INPUT DATA:
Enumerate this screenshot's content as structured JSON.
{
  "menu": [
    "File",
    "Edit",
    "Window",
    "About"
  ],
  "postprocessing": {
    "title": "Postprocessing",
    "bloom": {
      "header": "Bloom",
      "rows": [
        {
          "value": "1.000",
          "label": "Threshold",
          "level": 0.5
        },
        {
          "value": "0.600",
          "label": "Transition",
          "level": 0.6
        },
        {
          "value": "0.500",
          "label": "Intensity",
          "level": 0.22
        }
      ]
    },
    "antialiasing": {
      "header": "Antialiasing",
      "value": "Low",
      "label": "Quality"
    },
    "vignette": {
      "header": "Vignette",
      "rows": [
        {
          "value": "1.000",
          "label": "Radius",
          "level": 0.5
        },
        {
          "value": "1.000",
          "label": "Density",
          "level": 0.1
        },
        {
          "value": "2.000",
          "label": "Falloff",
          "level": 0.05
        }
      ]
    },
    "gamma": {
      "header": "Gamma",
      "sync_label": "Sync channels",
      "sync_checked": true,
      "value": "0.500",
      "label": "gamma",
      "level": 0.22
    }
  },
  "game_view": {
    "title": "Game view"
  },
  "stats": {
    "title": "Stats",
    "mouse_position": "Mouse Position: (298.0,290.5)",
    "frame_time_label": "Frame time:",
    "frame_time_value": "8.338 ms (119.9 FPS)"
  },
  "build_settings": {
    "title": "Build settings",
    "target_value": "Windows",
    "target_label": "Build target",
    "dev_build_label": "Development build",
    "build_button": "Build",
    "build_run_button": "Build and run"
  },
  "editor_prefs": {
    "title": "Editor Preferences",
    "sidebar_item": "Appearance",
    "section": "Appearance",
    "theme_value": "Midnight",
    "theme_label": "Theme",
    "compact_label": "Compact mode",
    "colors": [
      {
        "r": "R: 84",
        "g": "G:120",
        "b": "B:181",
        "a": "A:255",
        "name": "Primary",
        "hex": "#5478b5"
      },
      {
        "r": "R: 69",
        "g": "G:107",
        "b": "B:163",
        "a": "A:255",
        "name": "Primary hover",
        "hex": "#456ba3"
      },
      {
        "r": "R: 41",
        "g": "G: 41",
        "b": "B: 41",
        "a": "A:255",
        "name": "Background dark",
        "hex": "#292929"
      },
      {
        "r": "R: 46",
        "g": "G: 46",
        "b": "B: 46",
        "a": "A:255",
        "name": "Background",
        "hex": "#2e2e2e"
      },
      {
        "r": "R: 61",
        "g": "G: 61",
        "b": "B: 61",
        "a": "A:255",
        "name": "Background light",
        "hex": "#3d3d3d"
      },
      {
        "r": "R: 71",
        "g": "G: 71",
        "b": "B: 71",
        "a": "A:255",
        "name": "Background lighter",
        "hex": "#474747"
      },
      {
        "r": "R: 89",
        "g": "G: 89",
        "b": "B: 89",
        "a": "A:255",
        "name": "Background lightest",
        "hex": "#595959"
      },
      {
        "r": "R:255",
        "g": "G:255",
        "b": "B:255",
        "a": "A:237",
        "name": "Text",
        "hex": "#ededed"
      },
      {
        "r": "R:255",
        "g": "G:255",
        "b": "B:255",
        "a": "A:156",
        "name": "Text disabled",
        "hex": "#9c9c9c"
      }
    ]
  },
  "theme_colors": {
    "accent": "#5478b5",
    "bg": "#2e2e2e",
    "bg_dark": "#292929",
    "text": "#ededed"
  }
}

WORK TO DO:
Return all of the data exactly as it reads.

ANSWER FOR THE TASK:
Enumerate this screenshot's content as structured JSON.
{
  "menu": [
    "File",
    "Edit",
    "Window",
    "About"
  ],
  "postprocessing": {
    "title": "Postprocessing",
    "bloom": {
      "header": "Bloom",
      "rows": [
        {
          "value": "1.000",
          "label": "Threshold",
          "level": 0.5
        },
        {
          "value": "0.600",
          "label": "Transition",
          "level": 0.6
        },
        {
          "value": "0.500",
          "label": "Intensity",
          "level": 0.22
        }
      ]
    },
    "antialiasing": {
      "header": "Antialiasing",
      "value": "Low",
      "label": "Quality"
    },
    "vignette": {
      "header": "Vignette",
      "rows": [
        {
          "value": "1.000",
          "label": "Radius",
          "level": 0.5
        },
        {
          "value": "1.000",
          "label": "Density",
          "level": 0.1
        },
        {
          "value": "2.000",
          "label": "Falloff",
          "level": 0.05
        }
      ]
    },
    "gamma": {
      "header": "Gamma",
      "sync_label": "Sync channels",
      "sync_checked": true,
      "value": "0.500",
      "label": "gamma",
      "level": 0.22
    }
  },
  "game_view": {
    "title": "Game view"
  },
  "stats": {
    "title": "Stats",
    "mouse_position": "Mouse Position: (298.0,290.5)",
    "frame_time_label": "Frame time:",
    "frame_time_value": "8.338 ms (119.9 FPS)"
  },
  "build_settings": {
    "title": "Build settings",
    "target_value": "Windows",
    "target_label": "Build target",
    "dev_build_label": "Development build",
    "build_button": "Build",
    "build_run_button": "Build and run"
  },
  "editor_prefs": {
    "title": "Editor Preferences",
    "sidebar_item": "Appearance",
    "section": "Appearance",
    "theme_value": "Midnight",
    "theme_label": "Theme",
    "compact_label": "Compact mode",
    "colors": [
      {
        "r": "R: 84",
        "g": "G:120",
        "b": "B:181",
        "a": "A:255",
        "name": "Primary",
        "hex": "#5478b5"
      },
      {
        "r": "R: 69",
        "g": "G:107",
        "b": "B:163",
        "a": "A:255",
        "name": "Primary hover",
        "hex": "#456ba3"
      },
      {
        "r": "R: 41",
        "g": "G: 41",
        "b": "B: 41",
        "a": "A:255",
        "name": "Background dark",
        "hex": "#292929"
      },
      {
        "r": "R: 46",
        "g": "G: 46",
        "b": "B: 46",
        "a": "A:255",
        "name": "Background",
        "hex": "#2e2e2e"
      },
      {
        "r": "R: 61",
        "g": "G: 61",
        "b": "B: 61",
        "a": "A:255",
        "name": "Background light",
        "hex": "#3d3d3d"
      },
      {
        "r": "R: 71",
        "g": "G: 71",
        "b": "B: 71",
        "a": "A:255",
        "name": "Background lighter",
        "hex": "#474747"
      },
      {
        "r": "R: 89",
        "g": "G: 89",
        "b": "B: 89",
        "a": "A:255",
        "name": "Background lightest",
        "hex": "#595959"
      },
      {
        "r": "R:255",
        "g": "G:255",
        "b": "B:255",
        "a": "A:237",
        "name": "Text",
        "hex": "#ededed"
      },
      {
        "r": "R:255",
        "g": "G:255",
        "b": "B:255",
        "a": "A:156",
        "name": "Text disabled",
        "hex": "#9c9c9c"
      }
    ]
  },
  "theme_colors": {
    "accent": "#5478b5",
    "bg": "#2e2e2e",
    "bg_dark": "#292929",
    "text": "#ededed"
  }
}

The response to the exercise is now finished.